• [TASK STATEMENT]
Locate each line of the material that contains "النقب", then return it.

== == ==

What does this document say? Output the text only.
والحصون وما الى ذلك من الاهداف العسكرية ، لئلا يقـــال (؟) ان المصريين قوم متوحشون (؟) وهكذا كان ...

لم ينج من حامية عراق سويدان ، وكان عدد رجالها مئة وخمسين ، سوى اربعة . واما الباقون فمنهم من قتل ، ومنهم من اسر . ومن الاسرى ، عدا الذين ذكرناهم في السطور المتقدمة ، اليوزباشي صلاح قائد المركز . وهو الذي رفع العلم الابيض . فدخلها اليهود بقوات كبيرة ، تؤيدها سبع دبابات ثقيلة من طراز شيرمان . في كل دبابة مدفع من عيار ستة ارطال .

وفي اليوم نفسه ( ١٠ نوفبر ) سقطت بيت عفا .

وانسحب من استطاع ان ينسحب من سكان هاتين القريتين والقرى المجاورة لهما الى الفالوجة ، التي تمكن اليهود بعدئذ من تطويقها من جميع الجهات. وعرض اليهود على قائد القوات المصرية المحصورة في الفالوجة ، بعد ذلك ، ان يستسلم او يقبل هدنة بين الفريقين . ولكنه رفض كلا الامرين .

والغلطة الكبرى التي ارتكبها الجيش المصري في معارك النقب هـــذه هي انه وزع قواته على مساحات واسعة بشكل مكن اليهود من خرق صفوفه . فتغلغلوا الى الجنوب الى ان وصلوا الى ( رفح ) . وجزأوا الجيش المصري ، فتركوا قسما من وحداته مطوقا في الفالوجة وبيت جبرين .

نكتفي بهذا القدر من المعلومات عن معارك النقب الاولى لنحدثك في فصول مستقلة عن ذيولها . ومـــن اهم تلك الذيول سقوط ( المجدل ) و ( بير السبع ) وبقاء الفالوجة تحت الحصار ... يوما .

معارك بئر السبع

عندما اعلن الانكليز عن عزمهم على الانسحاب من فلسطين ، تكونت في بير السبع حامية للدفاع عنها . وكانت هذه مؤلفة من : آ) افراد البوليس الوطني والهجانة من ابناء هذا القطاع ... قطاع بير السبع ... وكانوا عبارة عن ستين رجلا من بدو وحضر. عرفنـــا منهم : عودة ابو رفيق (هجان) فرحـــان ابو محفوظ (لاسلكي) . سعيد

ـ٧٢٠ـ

== == ==

• [THE RESPONSE]
والغلطة الكبرى التي ارتكبها الجيش المصري في معارك النقب هـــذه هي انه وزع قواته على مساحات واسعة بشكل مكن اليهود من خرق صفوفه . فتغلغلوا الى الجنوب الى ان وصلوا الى ( رفح ) . وجزأوا الجيش المصري ، فتركوا قسما من وحداته مطوقا في الفالوجة وبيت جبرين .
نكتفي بهذا القدر من المعلومات عن معارك النقب الاولى لنحدثك في فصول مستقلة عن ذيولها . ومـــن اهم تلك الذيول سقوط ( المجدل ) و ( بير السبع ) وبقاء الفالوجة تحت الحصار ... يوما .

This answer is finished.